** BEGIN **

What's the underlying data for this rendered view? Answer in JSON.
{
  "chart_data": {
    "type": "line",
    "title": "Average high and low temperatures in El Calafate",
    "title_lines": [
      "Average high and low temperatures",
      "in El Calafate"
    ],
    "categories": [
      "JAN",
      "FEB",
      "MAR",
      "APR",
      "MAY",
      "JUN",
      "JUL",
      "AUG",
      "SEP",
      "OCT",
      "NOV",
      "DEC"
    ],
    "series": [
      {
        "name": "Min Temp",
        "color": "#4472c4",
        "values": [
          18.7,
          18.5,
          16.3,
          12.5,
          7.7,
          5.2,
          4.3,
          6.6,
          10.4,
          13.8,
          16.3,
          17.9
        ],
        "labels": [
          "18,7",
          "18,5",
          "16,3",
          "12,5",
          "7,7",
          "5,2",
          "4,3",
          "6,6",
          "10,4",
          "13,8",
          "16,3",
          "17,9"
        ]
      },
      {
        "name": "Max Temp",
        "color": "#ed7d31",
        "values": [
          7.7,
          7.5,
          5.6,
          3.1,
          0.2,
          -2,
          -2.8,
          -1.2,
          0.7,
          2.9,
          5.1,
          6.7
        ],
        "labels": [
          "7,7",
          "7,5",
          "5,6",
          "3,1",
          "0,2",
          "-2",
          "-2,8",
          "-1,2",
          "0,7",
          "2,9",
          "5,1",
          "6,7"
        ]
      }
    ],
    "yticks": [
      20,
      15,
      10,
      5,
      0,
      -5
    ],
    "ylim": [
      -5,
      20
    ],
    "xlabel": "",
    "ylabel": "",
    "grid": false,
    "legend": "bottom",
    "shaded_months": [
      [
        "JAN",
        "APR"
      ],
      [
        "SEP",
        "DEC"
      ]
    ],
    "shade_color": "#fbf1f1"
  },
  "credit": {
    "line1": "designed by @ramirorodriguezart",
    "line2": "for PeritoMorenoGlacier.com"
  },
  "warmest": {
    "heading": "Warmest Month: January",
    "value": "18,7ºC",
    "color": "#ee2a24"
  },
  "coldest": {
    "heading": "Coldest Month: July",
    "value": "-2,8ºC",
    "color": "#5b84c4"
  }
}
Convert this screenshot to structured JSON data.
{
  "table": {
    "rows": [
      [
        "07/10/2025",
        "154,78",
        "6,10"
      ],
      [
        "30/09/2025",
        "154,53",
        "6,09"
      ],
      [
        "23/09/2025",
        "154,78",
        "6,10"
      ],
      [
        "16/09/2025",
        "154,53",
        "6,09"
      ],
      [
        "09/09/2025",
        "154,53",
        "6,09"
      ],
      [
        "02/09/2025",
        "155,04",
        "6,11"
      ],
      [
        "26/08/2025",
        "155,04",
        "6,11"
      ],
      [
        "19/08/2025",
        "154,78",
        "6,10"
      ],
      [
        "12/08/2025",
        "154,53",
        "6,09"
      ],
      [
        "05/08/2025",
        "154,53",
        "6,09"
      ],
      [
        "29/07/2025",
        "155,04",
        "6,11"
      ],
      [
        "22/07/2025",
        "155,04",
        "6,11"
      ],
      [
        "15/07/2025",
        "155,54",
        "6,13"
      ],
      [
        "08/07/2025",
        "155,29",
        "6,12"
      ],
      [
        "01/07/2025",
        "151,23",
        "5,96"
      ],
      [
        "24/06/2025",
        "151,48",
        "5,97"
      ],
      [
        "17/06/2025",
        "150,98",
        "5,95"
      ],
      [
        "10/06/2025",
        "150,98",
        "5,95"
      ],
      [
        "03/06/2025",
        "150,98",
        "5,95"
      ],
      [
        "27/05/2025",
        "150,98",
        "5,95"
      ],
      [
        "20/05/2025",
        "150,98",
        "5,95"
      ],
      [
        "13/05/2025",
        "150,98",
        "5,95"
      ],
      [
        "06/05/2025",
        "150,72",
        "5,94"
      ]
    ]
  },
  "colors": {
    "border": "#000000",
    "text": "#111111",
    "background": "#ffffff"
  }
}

** END **

§ **CHALLENGE**:
Among the lines of the material above, how many include the string "Calafate"? Report only that number.

§ **ANSWER TO THIS EXERCISE**:
2